GIVEN PROBLEM -> In the entries below, count every line containing "seen". Return the number and nothing else.

MATERIAL ->
************

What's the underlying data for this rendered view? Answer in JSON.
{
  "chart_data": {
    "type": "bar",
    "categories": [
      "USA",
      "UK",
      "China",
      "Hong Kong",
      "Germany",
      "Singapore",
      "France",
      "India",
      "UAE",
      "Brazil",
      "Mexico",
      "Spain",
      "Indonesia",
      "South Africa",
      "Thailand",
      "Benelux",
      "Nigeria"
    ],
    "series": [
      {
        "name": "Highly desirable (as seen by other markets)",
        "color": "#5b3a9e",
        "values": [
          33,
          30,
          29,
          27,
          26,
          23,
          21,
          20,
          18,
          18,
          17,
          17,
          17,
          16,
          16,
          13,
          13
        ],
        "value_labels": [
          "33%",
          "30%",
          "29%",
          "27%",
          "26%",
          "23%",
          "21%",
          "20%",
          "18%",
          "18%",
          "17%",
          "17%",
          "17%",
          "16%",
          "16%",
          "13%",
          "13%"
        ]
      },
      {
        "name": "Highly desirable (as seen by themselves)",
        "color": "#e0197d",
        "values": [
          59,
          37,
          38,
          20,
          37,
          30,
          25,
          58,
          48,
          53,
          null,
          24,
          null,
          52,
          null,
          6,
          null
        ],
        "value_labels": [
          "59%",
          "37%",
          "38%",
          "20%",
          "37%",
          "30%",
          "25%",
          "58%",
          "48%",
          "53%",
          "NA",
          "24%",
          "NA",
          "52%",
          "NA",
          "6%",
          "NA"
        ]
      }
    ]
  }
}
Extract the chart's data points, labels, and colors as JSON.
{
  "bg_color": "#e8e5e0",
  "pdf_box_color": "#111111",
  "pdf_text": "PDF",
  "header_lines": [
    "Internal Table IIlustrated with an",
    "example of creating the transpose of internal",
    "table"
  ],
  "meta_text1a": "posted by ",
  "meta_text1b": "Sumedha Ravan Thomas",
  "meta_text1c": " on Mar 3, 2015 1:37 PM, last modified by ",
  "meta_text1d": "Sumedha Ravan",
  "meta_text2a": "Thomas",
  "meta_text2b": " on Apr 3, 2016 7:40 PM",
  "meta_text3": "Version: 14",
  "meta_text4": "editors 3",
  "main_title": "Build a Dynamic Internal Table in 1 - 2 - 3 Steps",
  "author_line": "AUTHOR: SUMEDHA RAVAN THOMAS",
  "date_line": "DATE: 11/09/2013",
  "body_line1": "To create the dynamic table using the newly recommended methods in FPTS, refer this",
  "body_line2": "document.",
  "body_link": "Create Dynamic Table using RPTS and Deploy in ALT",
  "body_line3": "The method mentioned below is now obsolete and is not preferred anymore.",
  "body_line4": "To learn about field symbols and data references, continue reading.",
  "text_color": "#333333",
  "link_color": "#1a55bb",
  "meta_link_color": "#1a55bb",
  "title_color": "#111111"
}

************

EXPECTED OUTPUT -> 2